• Material for this task:
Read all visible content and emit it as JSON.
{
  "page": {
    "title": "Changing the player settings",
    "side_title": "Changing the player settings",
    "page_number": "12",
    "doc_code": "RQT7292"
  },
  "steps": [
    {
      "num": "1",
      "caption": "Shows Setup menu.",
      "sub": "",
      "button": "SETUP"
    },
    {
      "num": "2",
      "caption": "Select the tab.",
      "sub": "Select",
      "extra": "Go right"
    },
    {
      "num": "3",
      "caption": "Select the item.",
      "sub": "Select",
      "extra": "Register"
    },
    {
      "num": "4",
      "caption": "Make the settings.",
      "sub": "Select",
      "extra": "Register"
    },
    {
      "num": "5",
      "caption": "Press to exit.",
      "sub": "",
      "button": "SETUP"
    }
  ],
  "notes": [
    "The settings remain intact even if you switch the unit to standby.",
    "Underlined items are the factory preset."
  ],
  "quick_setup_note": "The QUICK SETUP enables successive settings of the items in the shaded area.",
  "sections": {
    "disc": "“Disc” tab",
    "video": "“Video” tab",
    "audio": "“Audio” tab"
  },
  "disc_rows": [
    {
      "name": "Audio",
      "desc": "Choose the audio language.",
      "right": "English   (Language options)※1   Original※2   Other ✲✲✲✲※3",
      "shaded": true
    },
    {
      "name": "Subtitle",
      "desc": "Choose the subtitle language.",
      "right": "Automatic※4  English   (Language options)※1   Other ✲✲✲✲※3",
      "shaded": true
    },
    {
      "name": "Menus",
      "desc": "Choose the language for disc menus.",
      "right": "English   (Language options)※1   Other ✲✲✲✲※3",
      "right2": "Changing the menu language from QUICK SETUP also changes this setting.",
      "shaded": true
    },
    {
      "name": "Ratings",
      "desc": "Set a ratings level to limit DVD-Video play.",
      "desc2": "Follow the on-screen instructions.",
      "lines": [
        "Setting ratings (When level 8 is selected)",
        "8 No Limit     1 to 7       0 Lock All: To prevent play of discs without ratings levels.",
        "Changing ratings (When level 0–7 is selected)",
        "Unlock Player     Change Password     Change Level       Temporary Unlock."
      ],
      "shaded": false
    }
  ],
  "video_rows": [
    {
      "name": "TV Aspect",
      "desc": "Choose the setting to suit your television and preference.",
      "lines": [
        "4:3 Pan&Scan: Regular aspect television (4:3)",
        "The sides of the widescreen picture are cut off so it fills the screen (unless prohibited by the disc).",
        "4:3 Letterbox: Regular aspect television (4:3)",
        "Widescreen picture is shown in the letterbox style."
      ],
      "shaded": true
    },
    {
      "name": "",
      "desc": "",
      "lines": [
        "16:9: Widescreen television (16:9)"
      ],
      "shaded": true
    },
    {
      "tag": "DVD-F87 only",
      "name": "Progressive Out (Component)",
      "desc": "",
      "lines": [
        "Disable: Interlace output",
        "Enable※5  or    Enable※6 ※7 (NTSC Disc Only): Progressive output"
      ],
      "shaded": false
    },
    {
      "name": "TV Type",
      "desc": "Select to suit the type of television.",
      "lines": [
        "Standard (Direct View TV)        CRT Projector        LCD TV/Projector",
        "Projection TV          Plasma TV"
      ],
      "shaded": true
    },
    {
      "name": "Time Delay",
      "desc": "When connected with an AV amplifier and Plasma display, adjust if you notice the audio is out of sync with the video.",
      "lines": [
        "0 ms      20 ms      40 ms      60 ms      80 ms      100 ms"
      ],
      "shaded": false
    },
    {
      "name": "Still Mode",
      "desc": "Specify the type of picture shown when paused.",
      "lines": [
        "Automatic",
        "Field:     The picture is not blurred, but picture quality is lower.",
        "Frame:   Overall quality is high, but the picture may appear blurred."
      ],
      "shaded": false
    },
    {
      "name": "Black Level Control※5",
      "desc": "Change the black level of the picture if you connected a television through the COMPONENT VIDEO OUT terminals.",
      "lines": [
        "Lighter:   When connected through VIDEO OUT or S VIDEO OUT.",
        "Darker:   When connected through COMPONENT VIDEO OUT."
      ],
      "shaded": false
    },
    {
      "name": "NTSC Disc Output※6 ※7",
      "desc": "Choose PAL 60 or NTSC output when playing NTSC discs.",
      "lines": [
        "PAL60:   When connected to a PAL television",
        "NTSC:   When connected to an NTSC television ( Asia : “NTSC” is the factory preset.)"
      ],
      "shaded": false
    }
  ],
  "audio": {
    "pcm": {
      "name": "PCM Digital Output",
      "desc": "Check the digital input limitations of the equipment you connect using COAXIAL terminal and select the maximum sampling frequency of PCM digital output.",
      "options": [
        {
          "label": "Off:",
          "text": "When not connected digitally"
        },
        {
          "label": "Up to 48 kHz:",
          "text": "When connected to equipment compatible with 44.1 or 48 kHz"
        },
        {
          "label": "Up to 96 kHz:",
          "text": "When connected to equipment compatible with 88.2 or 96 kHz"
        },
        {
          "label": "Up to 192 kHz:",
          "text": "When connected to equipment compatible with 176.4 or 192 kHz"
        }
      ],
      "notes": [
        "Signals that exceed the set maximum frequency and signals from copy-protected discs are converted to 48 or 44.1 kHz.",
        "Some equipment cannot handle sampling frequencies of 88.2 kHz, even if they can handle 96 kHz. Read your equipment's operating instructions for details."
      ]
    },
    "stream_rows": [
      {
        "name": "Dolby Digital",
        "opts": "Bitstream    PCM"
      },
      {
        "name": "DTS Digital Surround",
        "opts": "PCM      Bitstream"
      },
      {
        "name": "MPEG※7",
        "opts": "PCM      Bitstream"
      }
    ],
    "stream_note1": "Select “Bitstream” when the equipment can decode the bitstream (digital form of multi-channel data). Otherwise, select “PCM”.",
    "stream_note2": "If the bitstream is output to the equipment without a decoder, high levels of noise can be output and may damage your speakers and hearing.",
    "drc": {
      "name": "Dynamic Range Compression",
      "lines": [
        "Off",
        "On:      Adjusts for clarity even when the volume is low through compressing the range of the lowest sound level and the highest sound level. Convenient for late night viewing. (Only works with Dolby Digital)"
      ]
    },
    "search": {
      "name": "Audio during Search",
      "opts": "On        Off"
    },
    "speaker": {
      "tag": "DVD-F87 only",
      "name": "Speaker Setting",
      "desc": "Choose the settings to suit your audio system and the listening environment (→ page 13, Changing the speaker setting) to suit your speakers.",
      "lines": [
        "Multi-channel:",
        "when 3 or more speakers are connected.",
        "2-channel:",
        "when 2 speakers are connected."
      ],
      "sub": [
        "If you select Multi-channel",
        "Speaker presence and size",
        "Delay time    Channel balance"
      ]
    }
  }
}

• Aim: Write out the records above again, keeping each one identical to the original.

• The output:
Read all visible content and emit it as JSON.
{
  "page": {
    "title": "Changing the player settings",
    "side_title": "Changing the player settings",
    "page_number": "12",
    "doc_code": "RQT7292"
  },
  "steps": [
    {
      "num": "1",
      "caption": "Shows Setup menu.",
      "sub": "",
      "button": "SETUP"
    },
    {
      "num": "2",
      "caption": "Select the tab.",
      "sub": "Select",
      "extra": "Go right"
    },
    {
      "num": "3",
      "caption": "Select the item.",
      "sub": "Select",
      "extra": "Register"
    },
    {
      "num": "4",
      "caption": "Make the settings.",
      "sub": "Select",
      "extra": "Register"
    },
    {
      "num": "5",
      "caption": "Press to exit.",
      "sub": "",
      "button": "SETUP"
    }
  ],
  "notes": [
    "The settings remain intact even if you switch the unit to standby.",
    "Underlined items are the factory preset."
  ],
  "quick_setup_note": "The QUICK SETUP enables successive settings of the items in the shaded area.",
  "sections": {
    "disc": "“Disc” tab",
    "video": "“Video” tab",
    "audio": "“Audio” tab"
  },
  "disc_rows": [
    {
      "name": "Audio",
      "desc": "Choose the audio language.",
      "right": "English   (Language options)※1   Original※2   Other ✲✲✲✲※3",
      "shaded": true
    },
    {
      "name": "Subtitle",
      "desc": "Choose the subtitle language.",
      "right": "Automatic※4  English   (Language options)※1   Other ✲✲✲✲※3",
      "shaded": true
    },
    {
      "name": "Menus",
      "desc": "Choose the language for disc menus.",
      "right": "English   (Language options)※1   Other ✲✲✲✲※3",
      "right2": "Changing the menu language from QUICK SETUP also changes this setting.",
      "shaded": true
    },
    {
      "name": "Ratings",
      "desc": "Set a ratings level to limit DVD-Video play.",
      "desc2": "Follow the on-screen instructions.",
      "lines": [
        "Setting ratings (When level 8 is selected)",
        "8 No Limit     1 to 7       0 Lock All: To prevent play of discs without ratings levels.",
        "Changing ratings (When level 0–7 is selected)",
        "Unlock Player     Change Password     Change Level       Temporary Unlock."
      ],
      "shaded": false
    }
  ],
  "video_rows": [
    {
      "name": "TV Aspect",
      "desc": "Choose the setting to suit your television and preference.",
      "lines": [
        "4:3 Pan&Scan: Regular aspect television (4:3)",
        "The sides of the widescreen picture are cut off so it fills the screen (unless prohibited by the disc).",
        "4:3 Letterbox: Regular aspect television (4:3)",
        "Widescreen picture is shown in the letterbox style."
      ],
      "shaded": true
    },
    {
      "name": "",
      "desc": "",
      "lines": [
        "16:9: Widescreen television (16:9)"
      ],
      "shaded": true
    },
    {
      "tag": "DVD-F87 only",
      "name": "Progressive Out (Component)",
      "desc": "",
      "lines": [
        "Disable: Interlace output",
        "Enable※5  or    Enable※6 ※7 (NTSC Disc Only): Progressive output"
      ],
      "shaded": false
    },
    {
      "name": "TV Type",
      "desc": "Select to suit the type of television.",
      "lines": [
        "Standard (Direct View TV)        CRT Projector        LCD TV/Projector",
        "Projection TV          Plasma TV"
      ],
      "shaded": true
    },
    {
      "name": "Time Delay",
      "desc": "When connected with an AV amplifier and Plasma display, adjust if you notice the audio is out of sync with the video.",
      "lines": [
        "0 ms      20 ms      40 ms      60 ms      80 ms      100 ms"
      ],
      "shaded": false
    },
    {
      "name": "Still Mode",
      "desc": "Specify the type of picture shown when paused.",
      "lines": [
        "Automatic",
        "Field:     The picture is not blurred, but picture quality is lower.",
        "Frame:   Overall quality is high, but the picture may appear blurred."
      ],
      "shaded": false
    },
    {
      "name": "Black Level Control※5",
      "desc": "Change the black level of the picture if you connected a television through the COMPONENT VIDEO OUT terminals.",
      "lines": [
        "Lighter:   When connected through VIDEO OUT or S VIDEO OUT.",
        "Darker:   When connected through COMPONENT VIDEO OUT."
      ],
      "shaded": false
    },
    {
      "name": "NTSC Disc Output※6 ※7",
      "desc": "Choose PAL 60 or NTSC output when playing NTSC discs.",
      "lines": [
        "PAL60:   When connected to a PAL television",
        "NTSC:   When connected to an NTSC television ( Asia : “NTSC” is the factory preset.)"
      ],
      "shaded": false
    }
  ],
  "audio": {
    "pcm": {
      "name": "PCM Digital Output",
      "desc": "Check the digital input limitations of the equipment you connect using COAXIAL terminal and select the maximum sampling frequency of PCM digital output.",
      "options": [
        {
          "label": "Off:",
          "text": "When not connected digitally"
        },
        {
          "label": "Up to 48 kHz:",
          "text": "When connected to equipment compatible with 44.1 or 48 kHz"
        },
        {
          "label": "Up to 96 kHz:",
          "text": "When connected to equipment compatible with 88.2 or 96 kHz"
        },
        {
          "label": "Up to 192 kHz:",
          "text": "When connected to equipment compatible with 176.4 or 192 kHz"
        }
      ],
      "notes": [
        "Signals that exceed the set maximum frequency and signals from copy-protected discs are converted to 48 or 44.1 kHz.",
        "Some equipment cannot handle sampling frequencies of 88.2 kHz, even if they can handle 96 kHz. Read your equipment's operating instructions for details."
      ]
    },
    "stream_rows": [
      {
        "name": "Dolby Digital",
        "opts": "Bitstream    PCM"
      },
      {
        "name": "DTS Digital Surround",
        "opts": "PCM      Bitstream"
      },
      {
        "name": "MPEG※7",
        "opts": "PCM      Bitstream"
      }
    ],
    "stream_note1": "Select “Bitstream” when the equipment can decode the bitstream (digital form of multi-channel data). Otherwise, select “PCM”.",
    "stream_note2": "If the bitstream is output to the equipment without a decoder, high levels of noise can be output and may damage your speakers and hearing.",
    "drc": {
      "name": "Dynamic Range Compression",
      "lines": [
        "Off",
        "On:      Adjusts for clarity even when the volume is low through compressing the range of the lowest sound level and the highest sound level. Convenient for late night viewing. (Only works with Dolby Digital)"
      ]
    },
    "search": {
      "name": "Audio during Search",
      "opts": "On        Off"
    },
    "speaker": {
      "tag": "DVD-F87 only",
      "name": "Speaker Setting",
      "desc": "Choose the settings to suit your audio system and the listening environment (→ page 13, Changing the speaker setting) to suit your speakers.",
      "lines": [
        "Multi-channel:",
        "when 3 or more speakers are connected.",
        "2-channel:",
        "when 2 speakers are connected."
      ],
      "sub": [
        "If you select Multi-channel",
        "Speaker presence and size",
        "Delay time    Channel balance"
      ]
    }
  }
}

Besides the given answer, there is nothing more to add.